*Aim:* Pull out the lines from the very first one through the line containing "ipca-am-value: 0,45 [768,133,823,164]", both included, and reproduce each one character for character.

[START]

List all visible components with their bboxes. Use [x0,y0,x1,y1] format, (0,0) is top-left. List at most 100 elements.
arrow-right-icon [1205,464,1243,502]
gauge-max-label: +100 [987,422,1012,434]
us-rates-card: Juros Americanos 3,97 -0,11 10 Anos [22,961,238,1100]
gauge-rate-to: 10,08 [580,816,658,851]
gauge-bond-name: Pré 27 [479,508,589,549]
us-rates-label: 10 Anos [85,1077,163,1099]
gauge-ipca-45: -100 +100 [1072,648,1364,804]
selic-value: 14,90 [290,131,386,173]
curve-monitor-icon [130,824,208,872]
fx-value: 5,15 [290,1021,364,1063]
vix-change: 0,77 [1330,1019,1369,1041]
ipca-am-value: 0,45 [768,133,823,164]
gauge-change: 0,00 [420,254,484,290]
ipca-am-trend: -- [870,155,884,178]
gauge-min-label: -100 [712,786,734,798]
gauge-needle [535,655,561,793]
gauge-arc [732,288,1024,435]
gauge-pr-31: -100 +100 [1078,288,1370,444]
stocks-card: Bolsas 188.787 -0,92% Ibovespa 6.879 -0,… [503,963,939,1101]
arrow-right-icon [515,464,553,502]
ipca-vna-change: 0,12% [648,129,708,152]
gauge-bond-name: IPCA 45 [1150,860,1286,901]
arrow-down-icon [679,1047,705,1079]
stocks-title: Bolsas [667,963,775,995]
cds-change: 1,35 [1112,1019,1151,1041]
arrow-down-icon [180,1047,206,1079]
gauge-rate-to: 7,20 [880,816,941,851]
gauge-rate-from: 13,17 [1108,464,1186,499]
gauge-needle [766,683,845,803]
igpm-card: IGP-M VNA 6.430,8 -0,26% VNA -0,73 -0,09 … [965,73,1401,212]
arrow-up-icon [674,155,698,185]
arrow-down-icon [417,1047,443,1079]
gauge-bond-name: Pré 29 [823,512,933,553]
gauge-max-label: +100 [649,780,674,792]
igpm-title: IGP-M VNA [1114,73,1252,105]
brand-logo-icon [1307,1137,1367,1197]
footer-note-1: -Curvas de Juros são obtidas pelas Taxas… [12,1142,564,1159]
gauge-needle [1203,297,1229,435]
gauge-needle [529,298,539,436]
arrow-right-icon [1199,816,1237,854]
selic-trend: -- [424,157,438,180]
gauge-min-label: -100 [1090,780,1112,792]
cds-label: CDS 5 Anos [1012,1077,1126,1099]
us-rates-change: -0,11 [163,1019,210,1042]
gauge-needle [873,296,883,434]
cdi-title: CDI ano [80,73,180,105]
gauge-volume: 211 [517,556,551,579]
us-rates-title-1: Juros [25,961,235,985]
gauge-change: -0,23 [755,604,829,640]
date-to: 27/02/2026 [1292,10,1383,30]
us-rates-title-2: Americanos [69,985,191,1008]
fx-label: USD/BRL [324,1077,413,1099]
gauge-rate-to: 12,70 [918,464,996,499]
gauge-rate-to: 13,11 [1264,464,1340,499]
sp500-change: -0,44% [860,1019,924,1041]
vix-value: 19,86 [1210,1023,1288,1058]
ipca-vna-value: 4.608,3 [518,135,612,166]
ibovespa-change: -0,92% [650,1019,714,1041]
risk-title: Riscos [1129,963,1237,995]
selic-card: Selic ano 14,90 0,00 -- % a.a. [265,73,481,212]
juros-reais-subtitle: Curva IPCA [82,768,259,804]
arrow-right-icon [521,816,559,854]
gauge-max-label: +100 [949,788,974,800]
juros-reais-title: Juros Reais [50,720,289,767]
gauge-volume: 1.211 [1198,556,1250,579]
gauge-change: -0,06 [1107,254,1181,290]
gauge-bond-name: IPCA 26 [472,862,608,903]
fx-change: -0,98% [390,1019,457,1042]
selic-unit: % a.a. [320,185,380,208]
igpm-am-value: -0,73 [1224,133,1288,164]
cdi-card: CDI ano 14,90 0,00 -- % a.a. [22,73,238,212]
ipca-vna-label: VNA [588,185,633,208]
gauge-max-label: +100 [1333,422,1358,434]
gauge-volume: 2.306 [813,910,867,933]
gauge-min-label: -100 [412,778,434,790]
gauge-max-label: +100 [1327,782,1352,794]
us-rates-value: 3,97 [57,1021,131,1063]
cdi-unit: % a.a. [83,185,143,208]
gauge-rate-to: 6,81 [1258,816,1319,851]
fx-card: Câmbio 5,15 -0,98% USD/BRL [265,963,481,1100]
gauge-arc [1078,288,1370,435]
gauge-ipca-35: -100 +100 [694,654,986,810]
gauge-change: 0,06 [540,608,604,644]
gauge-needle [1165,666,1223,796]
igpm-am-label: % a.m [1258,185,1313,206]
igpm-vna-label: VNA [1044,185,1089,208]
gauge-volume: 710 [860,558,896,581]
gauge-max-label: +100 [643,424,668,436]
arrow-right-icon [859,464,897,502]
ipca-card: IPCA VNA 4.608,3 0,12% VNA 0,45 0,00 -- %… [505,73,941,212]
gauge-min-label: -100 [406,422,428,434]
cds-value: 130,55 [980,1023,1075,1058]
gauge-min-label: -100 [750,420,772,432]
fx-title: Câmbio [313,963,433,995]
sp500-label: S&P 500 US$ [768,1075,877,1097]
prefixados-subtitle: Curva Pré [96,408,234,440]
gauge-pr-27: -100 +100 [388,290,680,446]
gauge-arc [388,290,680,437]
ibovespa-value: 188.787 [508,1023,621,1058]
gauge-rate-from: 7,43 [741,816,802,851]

[END]

*Correct output:*
List all visible components with their bboxes. Use [x0,y0,x1,y1] format, (0,0) is top-left. List at most 100 elements.
arrow-right-icon [1205,464,1243,502]
gauge-max-label: +100 [987,422,1012,434]
us-rates-card: Juros Americanos 3,97 -0,11 10 Anos [22,961,238,1100]
gauge-rate-to: 10,08 [580,816,658,851]
gauge-bond-name: Pré 27 [479,508,589,549]
us-rates-label: 10 Anos [85,1077,163,1099]
gauge-ipca-45: -100 +100 [1072,648,1364,804]
selic-value: 14,90 [290,131,386,173]
curve-monitor-icon [130,824,208,872]
fx-value: 5,15 [290,1021,364,1063]
vix-change: 0,77 [1330,1019,1369,1041]
ipca-am-value: 0,45 [768,133,823,164]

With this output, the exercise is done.